[Saved entries]

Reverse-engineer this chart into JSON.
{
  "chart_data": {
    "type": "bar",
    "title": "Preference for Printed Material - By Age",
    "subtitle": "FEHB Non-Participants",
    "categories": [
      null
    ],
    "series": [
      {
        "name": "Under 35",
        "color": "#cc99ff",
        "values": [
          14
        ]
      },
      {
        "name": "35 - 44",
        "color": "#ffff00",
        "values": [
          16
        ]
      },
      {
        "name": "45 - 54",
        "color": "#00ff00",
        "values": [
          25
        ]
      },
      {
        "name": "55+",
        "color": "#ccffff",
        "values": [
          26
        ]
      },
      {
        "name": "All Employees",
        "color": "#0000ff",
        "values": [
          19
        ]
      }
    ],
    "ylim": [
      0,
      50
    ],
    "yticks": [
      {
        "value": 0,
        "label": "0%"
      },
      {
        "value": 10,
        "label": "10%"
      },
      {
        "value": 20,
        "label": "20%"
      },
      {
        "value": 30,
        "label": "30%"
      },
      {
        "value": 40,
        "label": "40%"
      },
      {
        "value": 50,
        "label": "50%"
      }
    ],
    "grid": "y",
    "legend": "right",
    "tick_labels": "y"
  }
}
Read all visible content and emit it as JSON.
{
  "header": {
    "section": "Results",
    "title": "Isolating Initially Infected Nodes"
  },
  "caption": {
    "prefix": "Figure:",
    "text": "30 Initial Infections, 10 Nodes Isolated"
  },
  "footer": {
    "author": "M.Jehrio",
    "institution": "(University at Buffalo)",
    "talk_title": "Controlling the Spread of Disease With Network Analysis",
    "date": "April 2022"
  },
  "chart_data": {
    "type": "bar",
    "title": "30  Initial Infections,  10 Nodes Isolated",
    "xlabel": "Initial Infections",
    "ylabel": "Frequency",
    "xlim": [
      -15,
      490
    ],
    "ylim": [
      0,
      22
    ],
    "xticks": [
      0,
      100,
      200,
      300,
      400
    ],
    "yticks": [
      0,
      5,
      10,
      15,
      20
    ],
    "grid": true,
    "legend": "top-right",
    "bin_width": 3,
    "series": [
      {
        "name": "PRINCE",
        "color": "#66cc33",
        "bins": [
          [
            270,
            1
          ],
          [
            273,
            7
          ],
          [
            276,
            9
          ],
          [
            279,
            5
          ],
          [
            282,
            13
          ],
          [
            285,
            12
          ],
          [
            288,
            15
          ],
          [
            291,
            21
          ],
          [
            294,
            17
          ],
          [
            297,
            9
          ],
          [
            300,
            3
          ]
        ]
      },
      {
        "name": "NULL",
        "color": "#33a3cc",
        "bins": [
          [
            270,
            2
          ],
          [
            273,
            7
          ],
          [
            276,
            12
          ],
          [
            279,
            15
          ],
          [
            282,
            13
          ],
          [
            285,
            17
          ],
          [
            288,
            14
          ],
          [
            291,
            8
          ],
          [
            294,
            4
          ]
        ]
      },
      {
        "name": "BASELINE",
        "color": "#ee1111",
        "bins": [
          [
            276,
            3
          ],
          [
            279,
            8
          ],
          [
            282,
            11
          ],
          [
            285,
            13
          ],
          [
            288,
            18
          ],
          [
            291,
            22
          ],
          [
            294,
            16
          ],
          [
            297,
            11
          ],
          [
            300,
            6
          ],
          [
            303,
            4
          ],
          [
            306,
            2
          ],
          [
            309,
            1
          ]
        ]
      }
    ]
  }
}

* **Your instructions**
Extract the listing in its entirety, matching it exactly.

* **Answer for the task**
Reverse-engineer this chart into JSON.
{
  "chart_data": {
    "type": "bar",
    "title": "Preference for Printed Material - By Age",
    "subtitle": "FEHB Non-Participants",
    "categories": [
      null
    ],
    "series": [
      {
        "name": "Under 35",
        "color": "#cc99ff",
        "values": [
          14
        ]
      },
      {
        "name": "35 - 44",
        "color": "#ffff00",
        "values": [
          16
        ]
      },
      {
        "name": "45 - 54",
        "color": "#00ff00",
        "values": [
          25
        ]
      },
      {
        "name": "55+",
        "color": "#ccffff",
        "values": [
          26
        ]
      },
      {
        "name": "All Employees",
        "color": "#0000ff",
        "values": [
          19
        ]
      }
    ],
    "ylim": [
      0,
      50
    ],
    "yticks": [
      {
        "value": 0,
        "label": "0%"
      },
      {
        "value": 10,
        "label": "10%"
      },
      {
        "value": 20,
        "label": "20%"
      },
      {
        "value": 30,
        "label": "30%"
      },
      {
        "value": 40,
        "label": "40%"
      },
      {
        "value": 50,
        "label": "50%"
      }
    ],
    "grid": "y",
    "legend": "right",
    "tick_labels": "y"
  }
}
Read all visible content and emit it as JSON.
{
  "header": {
    "section": "Results",
    "title": "Isolating Initially Infected Nodes"
  },
  "caption": {
    "prefix": "Figure:",
    "text": "30 Initial Infections, 10 Nodes Isolated"
  },
  "footer": {
    "author": "M.Jehrio",
    "institution": "(University at Buffalo)",
    "talk_title": "Controlling the Spread of Disease With Network Analysis",
    "date": "April 2022"
  },
  "chart_data": {
    "type": "bar",
    "title": "30  Initial Infections,  10 Nodes Isolated",
    "xlabel": "Initial Infections",
    "ylabel": "Frequency",
    "xlim": [
      -15,
      490
    ],
    "ylim": [
      0,
      22
    ],
    "xticks": [
      0,
      100,
      200,
      300,
      400
    ],
    "yticks": [
      0,
      5,
      10,
      15,
      20
    ],
    "grid": true,
    "legend": "top-right",
    "bin_width": 3,
    "series": [
      {
        "name": "PRINCE",
        "color": "#66cc33",
        "bins": [
          [
            270,
            1
          ],
          [
            273,
            7
          ],
          [
            276,
            9
          ],
          [
            279,
            5
          ],
          [
            282,
            13
          ],
          [
            285,
            12
          ],
          [
            288,
            15
          ],
          [
            291,
            21
          ],
          [
            294,
            17
          ],
          [
            297,
            9
          ],
          [
            300,
            3
          ]
        ]
      },
      {
        "name": "NULL",
        "color": "#33a3cc",
        "bins": [
          [
            270,
            2
          ],
          [
            273,
            7
          ],
          [
            276,
            12
          ],
          [
            279,
            15
          ],
          [
            282,
            13
          ],
          [
            285,
            17
          ],
          [
            288,
            14
          ],
          [
            291,
            8
          ],
          [
            294,
            4
          ]
        ]
      },
      {
        "name": "BASELINE",
        "color": "#ee1111",
        "bins": [
          [
            276,
            3
          ],
          [
            279,
            8
          ],
          [
            282,
            11
          ],
          [
            285,
            13
          ],
          [
            288,
            18
          ],
          [
            291,
            22
          ],
          [
            294,
            16
          ],
          [
            297,
            11
          ],
          [
            300,
            6
          ],
          [
            303,
            4
          ],
          [
            306,
            2
          ],
          [
            309,
            1
          ]
        ]
      }
    ]
  }
}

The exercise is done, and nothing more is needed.